Exercise A: In the entries below, render the lines from the one containing "y-tick-label: 50: [45, 163, 66, 184]" through the one containing "x-tick-label: Sufficiente: [180, 541, 268, 562]" as a JSON list of strings, one string per line.

━━━━━ Passage provided ━━━━━

Under Pressure

Spicy and I were having one of our hour long arguments about getting into the trailer. He had two and a half feet on the ramp and was weaving his head around like an eel while I stood there, tap-tap-tapping his butt with the carriage whip. It's not that hard, I told myself. If you get in, I'll stop tapping you with the whip. Problem solved!

I should've realized then the gaping hole in Spicy's training.

But I didn't. I just kept tapping, more and more insistently, and he got more flustered, finally running me over as he leaped sideways off the ramp. I smacked him on the shoulder for trying to kill me with his escape and looked at him as he stood there, winter coat steaming and curly with sweat, his flanks actually trembling.

Do you see the hole yet? I still didn't.

That was the weekend I realized I didn't like how I was training, and that I wanted things to be different. I don't want my horse to be dark with sweat and terrified I'm going to smack him. I don't want him to run away from me when he sees me open the gate to his field.

I've thrown myself wholly into the reeducation of Spicy and really, myself. I got a new set of training books and I've been committing them to memory, watching videos, and reading articles. They all waved the flaw in Spicy's training in my face but I still didn't see it, so I started from the very beginning as if he were a halter broke weanling and went from there.

Our first two weeks of ground work were fantastic. His attitude completely changed. He's happy to see me - he even nickered at me! - and he's curious and easy to engage. I slowly started to step up what I was asking of him and then one day, in the dark on a rope circle on a fresh track of snow, I saw it.

I saw the hole.

Richard Maxwell, the author of my new favorite horse training books developed his own pressure release halter. I copied it by looking at all the pictures in the book and on this particular day I tried it for the first time. Spicy was out on a lunge line and was supposed to stop and change direction when I signaled. I had done all the homework up to this point so he should, in theory, know what I wanted.

━━━━━ Raw records ━━━━━

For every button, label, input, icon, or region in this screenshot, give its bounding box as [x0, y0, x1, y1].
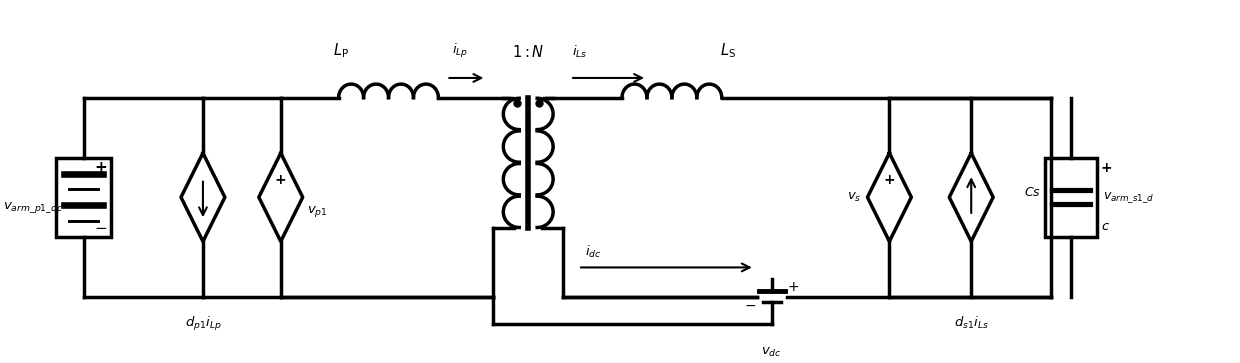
Text: $v_{arm\_s1\_d}$: $v_{arm\_s1\_d}$	[1102, 190, 1154, 205]
Text: $L_{\mathrm{S}}$: $L_{\mathrm{S}}$	[719, 42, 735, 60]
Text: $-$: $-$	[744, 298, 755, 312]
Text: +: +	[275, 172, 286, 187]
Text: $v_s$: $v_s$	[847, 191, 862, 204]
Text: $d_{p1}i_{Lp}$: $d_{p1}i_{Lp}$	[185, 315, 222, 333]
Text: $v_{dc}$: $v_{dc}$	[761, 346, 782, 359]
Text: $i_{dc}$: $i_{dc}$	[585, 244, 601, 260]
Text: +: +	[94, 160, 107, 175]
Text: $i_{Ls}$: $i_{Ls}$	[572, 44, 588, 60]
Text: $v_{p1}$: $v_{p1}$	[306, 204, 327, 220]
Text: +: +	[787, 280, 800, 294]
Text: $d_{s1}i_{Ls}$: $d_{s1}i_{Ls}$	[954, 315, 988, 331]
Bar	[1045, 158, 1097, 237]
Text: +: +	[884, 172, 895, 187]
Text: +: +	[1101, 161, 1112, 175]
Text: $L_{\mathrm{P}}$: $L_{\mathrm{P}}$	[332, 42, 348, 60]
Text: $-$: $-$	[94, 219, 107, 234]
Text: $c$: $c$	[1101, 220, 1110, 233]
Text: $v_{arm\_p1\_dc}$: $v_{arm\_p1\_dc}$	[4, 200, 63, 215]
Text: $i_{Lp}$: $i_{Lp}$	[453, 42, 469, 60]
Bar	[56, 158, 112, 237]
Text: $1:N$: $1:N$	[512, 44, 544, 60]
Text: $Cs$: $Cs$	[1024, 186, 1042, 199]
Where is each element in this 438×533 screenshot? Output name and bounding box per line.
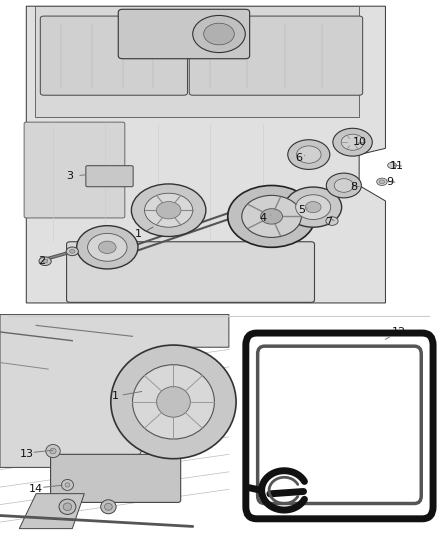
Circle shape [66, 247, 78, 256]
Text: 13: 13 [20, 449, 33, 459]
Circle shape [63, 503, 72, 511]
Text: 2: 2 [38, 256, 45, 266]
Polygon shape [26, 6, 385, 303]
Circle shape [88, 233, 127, 261]
Circle shape [285, 187, 342, 227]
Circle shape [261, 209, 283, 224]
Circle shape [77, 225, 138, 269]
Circle shape [131, 184, 206, 237]
Circle shape [50, 448, 56, 454]
FancyBboxPatch shape [40, 16, 187, 95]
Circle shape [288, 140, 330, 169]
Text: 3: 3 [66, 171, 73, 181]
Circle shape [305, 201, 321, 213]
Circle shape [326, 217, 338, 225]
Text: 5: 5 [298, 205, 305, 215]
FancyBboxPatch shape [24, 122, 125, 218]
Text: 7: 7 [325, 217, 332, 227]
FancyBboxPatch shape [265, 352, 414, 494]
Circle shape [99, 241, 116, 254]
Text: 4: 4 [259, 213, 266, 223]
Circle shape [242, 196, 301, 237]
Circle shape [70, 249, 75, 253]
FancyBboxPatch shape [189, 16, 363, 95]
Circle shape [326, 173, 361, 198]
Text: 12: 12 [392, 327, 406, 337]
Circle shape [61, 480, 74, 490]
Circle shape [111, 345, 236, 459]
Text: 1: 1 [134, 229, 141, 239]
Circle shape [59, 499, 76, 514]
Circle shape [42, 260, 48, 263]
Text: 11: 11 [389, 161, 403, 171]
Circle shape [39, 257, 51, 265]
Text: 1: 1 [112, 391, 119, 401]
Circle shape [297, 146, 321, 163]
Circle shape [333, 128, 372, 156]
Circle shape [101, 500, 116, 514]
FancyBboxPatch shape [67, 242, 314, 302]
Circle shape [193, 15, 245, 53]
FancyBboxPatch shape [86, 166, 133, 187]
Circle shape [156, 201, 181, 219]
Circle shape [296, 195, 331, 220]
Text: 14: 14 [29, 484, 43, 494]
Text: 6: 6 [295, 152, 302, 163]
Circle shape [132, 365, 215, 439]
Circle shape [228, 185, 315, 247]
Circle shape [157, 386, 190, 417]
Circle shape [105, 503, 112, 510]
Polygon shape [0, 314, 229, 467]
Text: 8: 8 [350, 182, 357, 192]
Text: 9: 9 [386, 177, 393, 188]
Circle shape [145, 193, 193, 227]
Polygon shape [35, 6, 359, 117]
Text: 10: 10 [353, 137, 367, 147]
Circle shape [334, 179, 353, 192]
Polygon shape [19, 494, 84, 529]
Circle shape [204, 23, 234, 45]
FancyBboxPatch shape [118, 9, 250, 59]
Circle shape [379, 180, 385, 184]
Circle shape [388, 162, 396, 168]
Circle shape [377, 178, 387, 185]
Circle shape [65, 483, 70, 487]
Circle shape [46, 445, 60, 458]
FancyBboxPatch shape [50, 454, 180, 503]
Circle shape [341, 134, 364, 150]
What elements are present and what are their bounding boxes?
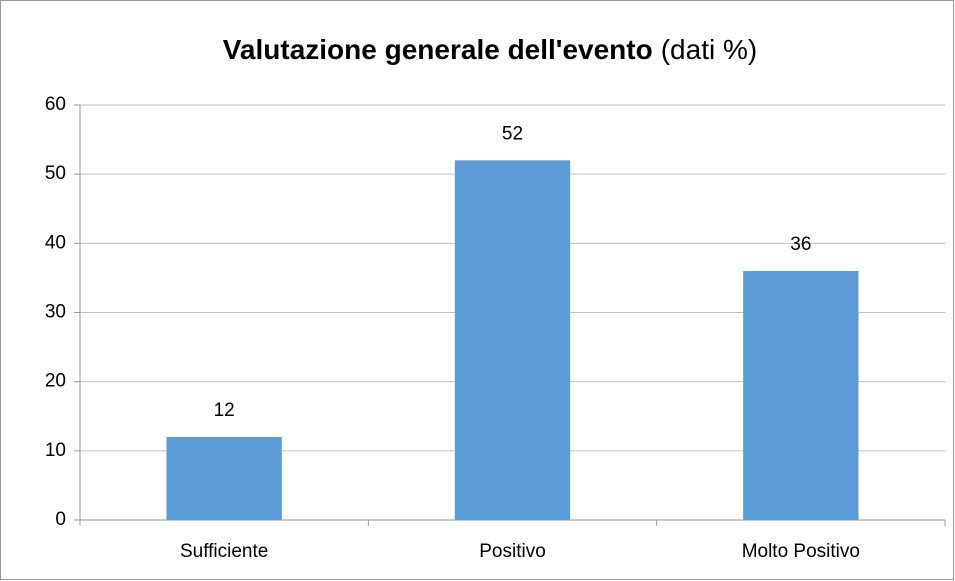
y-tick-label: 50: [45, 163, 66, 184]
x-tick-label: Molto Positivo: [742, 541, 860, 562]
bar: [743, 271, 859, 520]
chart-title: Valutazione generale dell'evento (dati %): [223, 34, 757, 65]
y-tick-label: 60: [45, 94, 66, 115]
x-tick-label: Sufficiente: [180, 541, 268, 562]
data-label: 52: [502, 123, 523, 144]
x-tick-label: Positivo: [479, 541, 546, 562]
y-tick-label: 10: [45, 440, 66, 461]
bar: [166, 437, 282, 520]
y-tick-label: 0: [55, 509, 66, 530]
data-label: 12: [214, 400, 235, 421]
title-main: Valutazione generale dell'evento: [223, 34, 653, 65]
y-tick-label: 30: [45, 302, 66, 323]
y-tick-label: 20: [45, 371, 66, 392]
bar: [454, 160, 571, 521]
title-note: (dati %): [661, 34, 757, 65]
data-label: 36: [790, 234, 811, 255]
y-tick-label: 40: [45, 232, 66, 253]
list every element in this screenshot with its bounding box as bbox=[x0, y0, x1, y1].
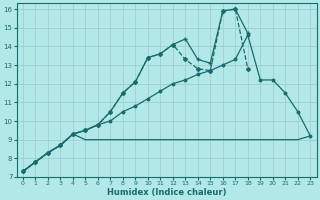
X-axis label: Humidex (Indice chaleur): Humidex (Indice chaleur) bbox=[107, 188, 226, 197]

━━━━━

Exercise B: In the horse training account, who developed the pressure release halter that the narrator copied?

Written answer A:
[
  "y-tick-label: 50: [45, 163, 66, 184]",
  "x-tick-label: Molto Positivo: [742, 541, 860, 562]",
  "bar: [743, 271, 859, 520]",
  "chart-title: Valutazione generale dell'evento (dati %): [223, 34, 757, 65]",
  "y-tick-label: 60: [45, 94, 66, 115]",
  "x-tick-label: Sufficiente: [180, 541, 268, 562]"
]

Written answer B: Richard Maxwell